■ **Extracted data**
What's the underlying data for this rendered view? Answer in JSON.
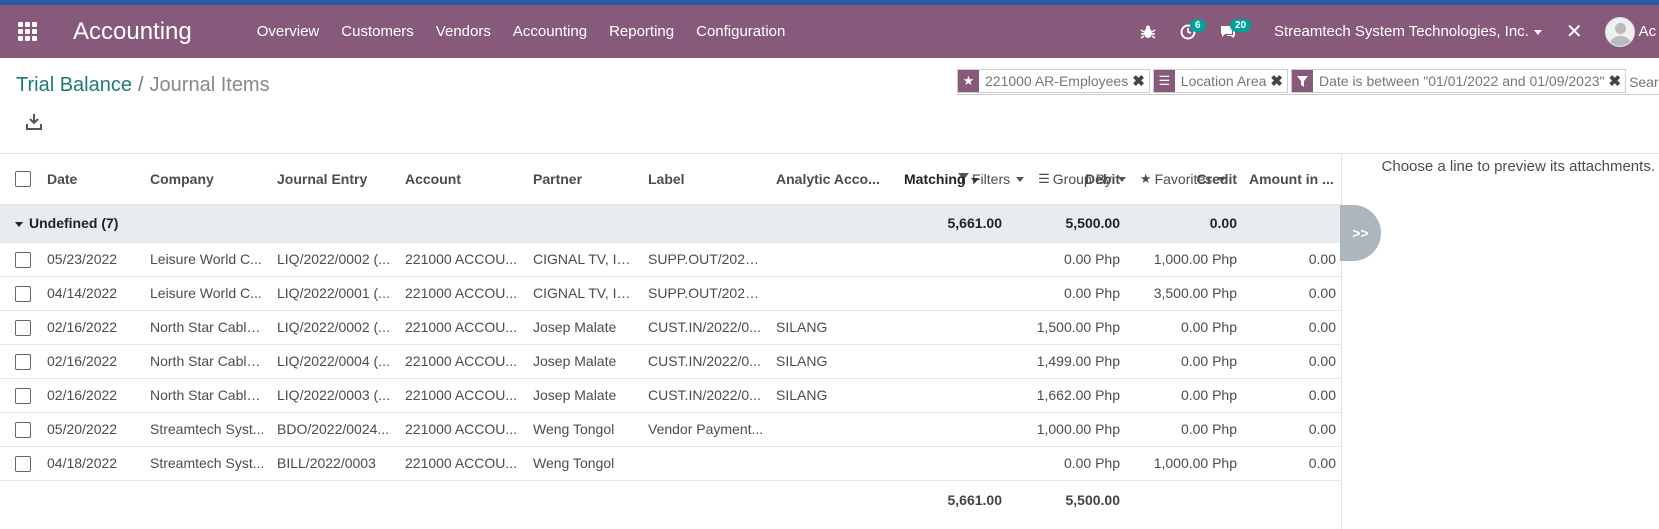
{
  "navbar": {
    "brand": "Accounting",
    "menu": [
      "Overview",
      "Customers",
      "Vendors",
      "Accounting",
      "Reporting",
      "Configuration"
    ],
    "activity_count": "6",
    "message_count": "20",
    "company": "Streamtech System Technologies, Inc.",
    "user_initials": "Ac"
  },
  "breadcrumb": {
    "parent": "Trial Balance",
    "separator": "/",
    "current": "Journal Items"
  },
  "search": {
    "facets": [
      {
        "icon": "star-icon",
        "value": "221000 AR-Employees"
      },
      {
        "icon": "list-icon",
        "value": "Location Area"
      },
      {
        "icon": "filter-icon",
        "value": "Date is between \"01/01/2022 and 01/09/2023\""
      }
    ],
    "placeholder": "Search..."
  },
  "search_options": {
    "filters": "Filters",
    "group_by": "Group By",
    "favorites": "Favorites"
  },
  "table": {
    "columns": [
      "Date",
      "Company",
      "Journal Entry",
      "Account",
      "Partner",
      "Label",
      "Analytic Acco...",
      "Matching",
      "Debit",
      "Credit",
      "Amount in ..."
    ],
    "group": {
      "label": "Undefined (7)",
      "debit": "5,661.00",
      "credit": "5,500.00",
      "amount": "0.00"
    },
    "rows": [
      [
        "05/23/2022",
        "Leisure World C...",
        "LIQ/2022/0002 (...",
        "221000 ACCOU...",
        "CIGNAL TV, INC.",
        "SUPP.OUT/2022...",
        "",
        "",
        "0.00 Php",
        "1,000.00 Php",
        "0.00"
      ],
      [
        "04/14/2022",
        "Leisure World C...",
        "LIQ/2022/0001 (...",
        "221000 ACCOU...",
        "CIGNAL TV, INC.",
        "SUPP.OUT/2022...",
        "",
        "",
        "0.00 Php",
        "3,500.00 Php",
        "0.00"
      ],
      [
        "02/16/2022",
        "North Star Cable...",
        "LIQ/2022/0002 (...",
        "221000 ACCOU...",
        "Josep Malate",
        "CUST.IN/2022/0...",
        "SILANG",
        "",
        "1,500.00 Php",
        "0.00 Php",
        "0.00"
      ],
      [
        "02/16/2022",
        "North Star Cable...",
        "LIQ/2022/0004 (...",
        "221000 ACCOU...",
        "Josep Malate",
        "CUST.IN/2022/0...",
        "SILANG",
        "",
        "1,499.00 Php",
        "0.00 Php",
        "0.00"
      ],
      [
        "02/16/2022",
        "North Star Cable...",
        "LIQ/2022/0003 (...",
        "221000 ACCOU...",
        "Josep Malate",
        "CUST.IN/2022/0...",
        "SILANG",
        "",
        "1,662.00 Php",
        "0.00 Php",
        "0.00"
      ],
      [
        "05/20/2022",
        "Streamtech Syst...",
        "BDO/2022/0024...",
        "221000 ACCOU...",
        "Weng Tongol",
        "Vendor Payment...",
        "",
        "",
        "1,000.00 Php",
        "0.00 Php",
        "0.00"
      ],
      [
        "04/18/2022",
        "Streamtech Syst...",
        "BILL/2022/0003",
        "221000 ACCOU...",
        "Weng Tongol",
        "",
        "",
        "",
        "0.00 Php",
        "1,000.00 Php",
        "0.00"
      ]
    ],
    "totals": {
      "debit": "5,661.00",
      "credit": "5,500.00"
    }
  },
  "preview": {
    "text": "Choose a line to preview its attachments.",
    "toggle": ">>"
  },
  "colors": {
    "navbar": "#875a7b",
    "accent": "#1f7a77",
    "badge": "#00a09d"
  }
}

--

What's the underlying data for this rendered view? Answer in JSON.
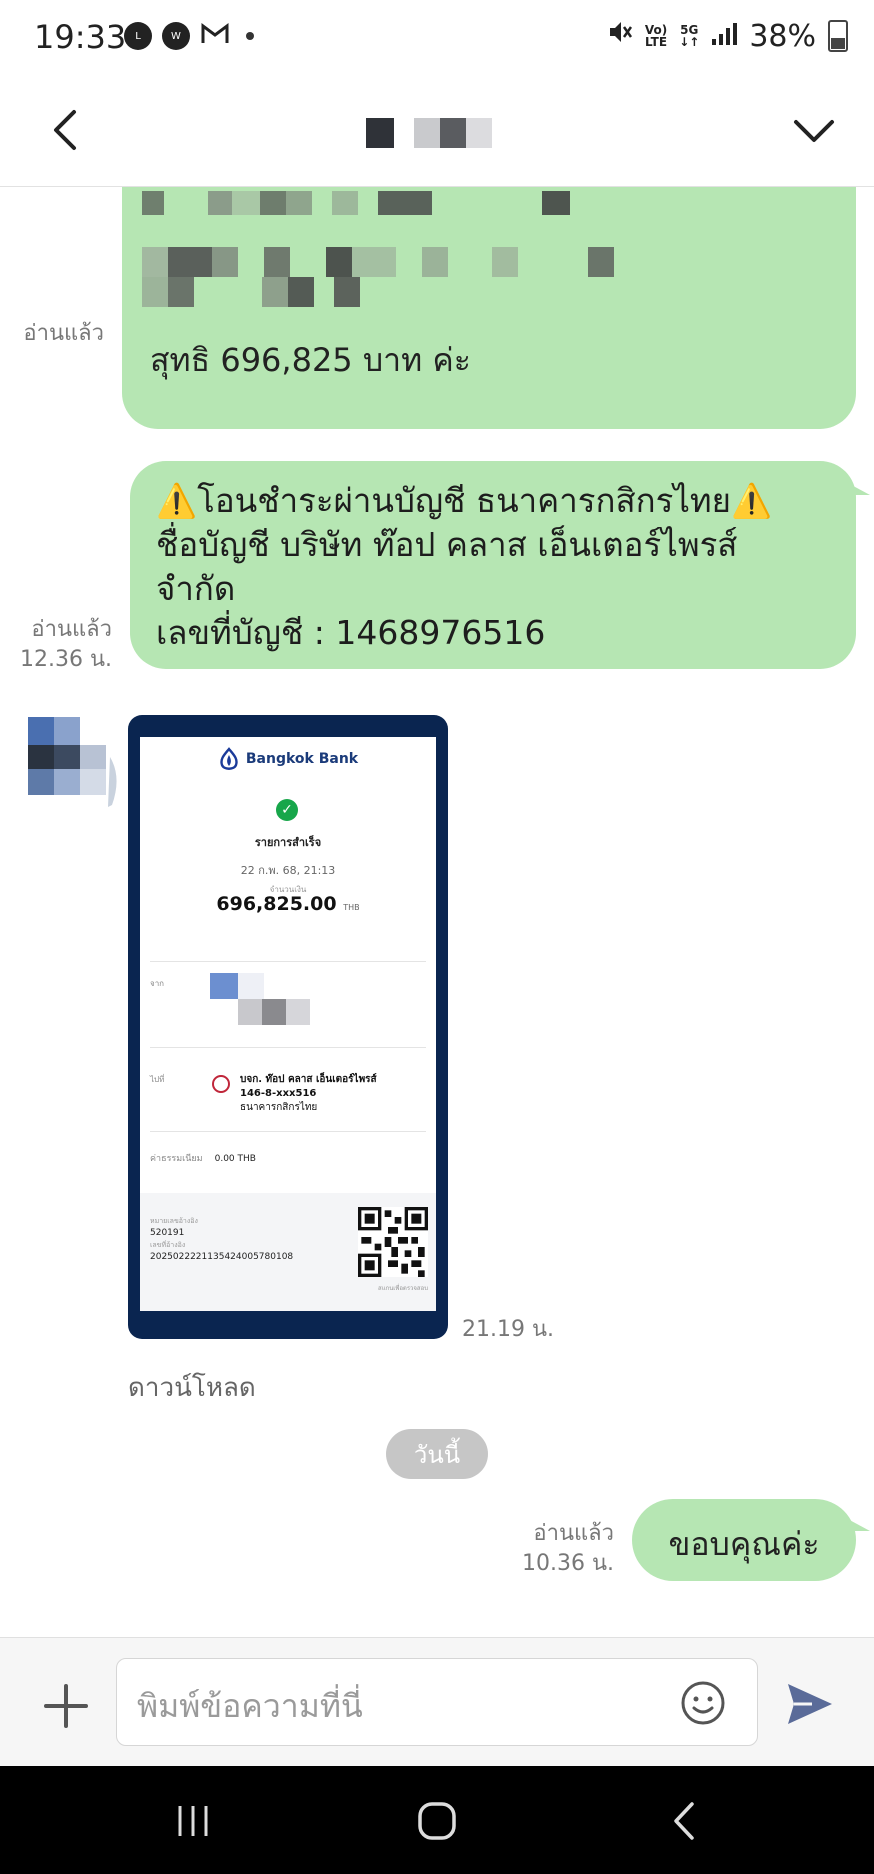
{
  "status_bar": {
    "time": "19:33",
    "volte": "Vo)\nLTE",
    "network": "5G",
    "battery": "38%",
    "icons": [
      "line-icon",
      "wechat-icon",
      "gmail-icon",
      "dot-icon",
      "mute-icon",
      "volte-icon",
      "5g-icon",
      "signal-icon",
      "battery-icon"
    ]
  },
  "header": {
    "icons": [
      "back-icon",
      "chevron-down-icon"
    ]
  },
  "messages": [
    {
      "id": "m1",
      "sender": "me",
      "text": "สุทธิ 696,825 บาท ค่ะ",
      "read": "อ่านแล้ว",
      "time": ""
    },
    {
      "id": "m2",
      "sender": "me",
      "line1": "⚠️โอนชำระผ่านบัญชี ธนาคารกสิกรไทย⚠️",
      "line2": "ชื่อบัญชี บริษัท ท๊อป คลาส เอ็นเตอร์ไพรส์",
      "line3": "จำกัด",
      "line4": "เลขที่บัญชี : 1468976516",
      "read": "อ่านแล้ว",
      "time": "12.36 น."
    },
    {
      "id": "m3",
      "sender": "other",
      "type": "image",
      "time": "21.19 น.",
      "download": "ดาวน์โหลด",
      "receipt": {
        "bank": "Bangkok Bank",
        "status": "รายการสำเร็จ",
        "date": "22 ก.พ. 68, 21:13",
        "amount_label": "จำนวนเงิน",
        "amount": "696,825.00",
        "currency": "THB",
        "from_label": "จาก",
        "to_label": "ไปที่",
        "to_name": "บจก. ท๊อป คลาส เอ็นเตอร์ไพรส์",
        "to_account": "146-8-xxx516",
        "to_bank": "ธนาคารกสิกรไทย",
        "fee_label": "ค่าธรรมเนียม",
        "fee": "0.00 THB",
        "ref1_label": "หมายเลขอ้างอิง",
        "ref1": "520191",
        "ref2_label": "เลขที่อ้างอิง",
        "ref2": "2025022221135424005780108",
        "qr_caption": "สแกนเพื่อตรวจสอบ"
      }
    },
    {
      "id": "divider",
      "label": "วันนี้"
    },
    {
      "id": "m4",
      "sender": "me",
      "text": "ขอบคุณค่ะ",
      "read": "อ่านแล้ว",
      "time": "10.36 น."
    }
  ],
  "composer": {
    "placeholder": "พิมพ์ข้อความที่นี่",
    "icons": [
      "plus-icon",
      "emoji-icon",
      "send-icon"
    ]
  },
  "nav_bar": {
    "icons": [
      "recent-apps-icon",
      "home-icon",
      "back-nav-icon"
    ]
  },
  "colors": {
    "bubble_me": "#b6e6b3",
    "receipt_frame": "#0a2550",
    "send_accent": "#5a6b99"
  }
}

---

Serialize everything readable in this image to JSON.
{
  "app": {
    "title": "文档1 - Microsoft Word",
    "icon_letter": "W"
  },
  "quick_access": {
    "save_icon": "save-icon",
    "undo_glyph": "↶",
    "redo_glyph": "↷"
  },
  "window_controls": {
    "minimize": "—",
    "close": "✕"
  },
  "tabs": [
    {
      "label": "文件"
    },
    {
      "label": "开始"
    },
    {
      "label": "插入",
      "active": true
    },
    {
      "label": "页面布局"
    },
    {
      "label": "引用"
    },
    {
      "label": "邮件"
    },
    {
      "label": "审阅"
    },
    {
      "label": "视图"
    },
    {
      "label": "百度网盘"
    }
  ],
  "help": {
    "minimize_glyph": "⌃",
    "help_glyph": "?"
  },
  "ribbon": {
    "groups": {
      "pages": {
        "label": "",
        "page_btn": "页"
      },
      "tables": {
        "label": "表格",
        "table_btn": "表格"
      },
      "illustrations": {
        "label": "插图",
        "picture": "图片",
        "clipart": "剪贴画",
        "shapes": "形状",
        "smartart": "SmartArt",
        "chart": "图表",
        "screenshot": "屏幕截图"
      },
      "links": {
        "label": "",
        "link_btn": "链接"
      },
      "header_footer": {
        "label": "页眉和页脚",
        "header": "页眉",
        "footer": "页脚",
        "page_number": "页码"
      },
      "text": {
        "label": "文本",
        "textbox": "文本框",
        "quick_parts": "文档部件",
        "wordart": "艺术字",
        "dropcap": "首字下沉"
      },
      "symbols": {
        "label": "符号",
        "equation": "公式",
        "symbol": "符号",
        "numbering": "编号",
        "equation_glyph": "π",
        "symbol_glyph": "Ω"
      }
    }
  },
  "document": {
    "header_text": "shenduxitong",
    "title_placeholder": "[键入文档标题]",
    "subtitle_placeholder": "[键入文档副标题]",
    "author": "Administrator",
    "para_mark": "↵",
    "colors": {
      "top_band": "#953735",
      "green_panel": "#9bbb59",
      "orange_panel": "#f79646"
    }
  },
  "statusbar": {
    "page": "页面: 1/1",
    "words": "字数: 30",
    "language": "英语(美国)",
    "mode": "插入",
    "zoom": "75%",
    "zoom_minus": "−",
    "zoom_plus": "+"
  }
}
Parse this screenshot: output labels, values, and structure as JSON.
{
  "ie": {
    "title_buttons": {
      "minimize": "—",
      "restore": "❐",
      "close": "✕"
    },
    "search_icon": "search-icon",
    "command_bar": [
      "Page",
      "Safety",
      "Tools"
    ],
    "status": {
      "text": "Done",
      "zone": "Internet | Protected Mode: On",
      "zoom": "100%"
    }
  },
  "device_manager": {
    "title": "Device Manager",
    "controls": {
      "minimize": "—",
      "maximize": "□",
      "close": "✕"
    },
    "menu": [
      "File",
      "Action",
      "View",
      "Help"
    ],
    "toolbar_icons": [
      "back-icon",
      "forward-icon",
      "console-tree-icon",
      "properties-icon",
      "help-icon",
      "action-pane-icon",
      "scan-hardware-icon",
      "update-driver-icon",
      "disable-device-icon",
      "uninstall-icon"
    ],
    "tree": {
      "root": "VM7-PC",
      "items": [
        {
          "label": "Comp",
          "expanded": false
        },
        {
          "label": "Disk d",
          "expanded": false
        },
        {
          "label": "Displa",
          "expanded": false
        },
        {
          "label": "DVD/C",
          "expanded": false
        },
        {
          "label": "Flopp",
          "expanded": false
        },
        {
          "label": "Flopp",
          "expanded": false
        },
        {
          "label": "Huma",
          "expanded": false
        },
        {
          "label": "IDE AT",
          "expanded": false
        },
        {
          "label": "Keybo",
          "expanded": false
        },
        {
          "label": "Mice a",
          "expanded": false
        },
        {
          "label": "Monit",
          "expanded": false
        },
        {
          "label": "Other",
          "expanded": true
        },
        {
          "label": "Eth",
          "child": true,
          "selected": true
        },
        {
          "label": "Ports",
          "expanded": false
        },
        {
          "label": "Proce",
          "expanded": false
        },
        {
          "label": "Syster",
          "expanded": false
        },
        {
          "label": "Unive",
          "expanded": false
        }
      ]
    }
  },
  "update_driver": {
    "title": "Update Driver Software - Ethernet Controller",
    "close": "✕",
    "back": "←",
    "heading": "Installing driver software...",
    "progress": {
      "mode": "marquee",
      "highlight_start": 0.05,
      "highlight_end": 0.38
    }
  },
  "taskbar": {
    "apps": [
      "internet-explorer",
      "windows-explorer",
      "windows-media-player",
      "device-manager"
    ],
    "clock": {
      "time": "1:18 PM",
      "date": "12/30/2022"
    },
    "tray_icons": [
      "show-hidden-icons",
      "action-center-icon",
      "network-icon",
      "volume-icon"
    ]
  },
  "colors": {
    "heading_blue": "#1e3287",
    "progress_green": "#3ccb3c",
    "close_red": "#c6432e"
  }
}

■ **Exercise description**
Show all lines in the entries above where the word "time" appears.

■ **The response**
    "time": "19:33",
      "time": ""
      "time": "12.36 น."
      "time": "21.19 น.",
      "time": "10.36 น."
      "time": "1:18 PM",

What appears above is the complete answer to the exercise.